Dataset items
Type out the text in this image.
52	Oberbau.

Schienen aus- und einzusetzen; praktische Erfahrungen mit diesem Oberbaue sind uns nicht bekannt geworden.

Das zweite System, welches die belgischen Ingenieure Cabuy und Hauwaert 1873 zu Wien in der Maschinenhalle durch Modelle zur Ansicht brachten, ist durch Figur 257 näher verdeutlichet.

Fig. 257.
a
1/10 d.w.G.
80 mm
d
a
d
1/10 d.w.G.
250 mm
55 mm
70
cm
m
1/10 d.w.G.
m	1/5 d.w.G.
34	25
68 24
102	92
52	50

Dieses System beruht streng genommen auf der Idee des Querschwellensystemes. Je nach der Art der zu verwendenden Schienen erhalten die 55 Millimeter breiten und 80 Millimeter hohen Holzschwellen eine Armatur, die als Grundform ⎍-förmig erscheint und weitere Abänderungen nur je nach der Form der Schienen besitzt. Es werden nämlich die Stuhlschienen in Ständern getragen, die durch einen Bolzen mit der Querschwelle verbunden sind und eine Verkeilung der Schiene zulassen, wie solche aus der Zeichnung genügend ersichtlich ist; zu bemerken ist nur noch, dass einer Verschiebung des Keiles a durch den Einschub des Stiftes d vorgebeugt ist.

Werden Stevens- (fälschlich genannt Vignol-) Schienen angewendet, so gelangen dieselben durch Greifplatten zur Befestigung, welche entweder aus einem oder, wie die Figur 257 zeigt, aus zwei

§ YOUR INSTRUCTIONS
Could you output every entry above exactly as it stands?

§ RESPONSE TO THIS EXERCISE
Type out the text in this image.
52	Oberbau.

Schienen aus- und einzusetzen; praktische Erfahrungen mit diesem Oberbaue sind uns nicht bekannt geworden.

Das zweite System, welches die belgischen Ingenieure Cabuy und Hauwaert 1873 zu Wien in der Maschinenhalle durch Modelle zur Ansicht brachten, ist durch Figur 257 näher verdeutlichet.

Fig. 257.
a
1/10 d.w.G.
80 mm
d
a
d
1/10 d.w.G.
250 mm
55 mm
70
cm
m
1/10 d.w.G.
m	1/5 d.w.G.
34	25
68 24
102	92
52	50

Dieses System beruht streng genommen auf der Idee des Querschwellensystemes. Je nach der Art der zu verwendenden Schienen erhalten die 55 Millimeter breiten und 80 Millimeter hohen Holzschwellen eine Armatur, die als Grundform ⎍-förmig erscheint und weitere Abänderungen nur je nach der Form der Schienen besitzt. Es werden nämlich die Stuhlschienen in Ständern getragen, die durch einen Bolzen mit der Querschwelle verbunden sind und eine Verkeilung der Schiene zulassen, wie solche aus der Zeichnung genügend ersichtlich ist; zu bemerken ist nur noch, dass einer Verschiebung des Keiles a durch den Einschub des Stiftes d vorgebeugt ist.

Werden Stevens- (fälschlich genannt Vignol-) Schienen angewendet, so gelangen dieselben durch Greifplatten zur Befestigung, welche entweder aus einem oder, wie die Figur 257 zeigt, aus zwei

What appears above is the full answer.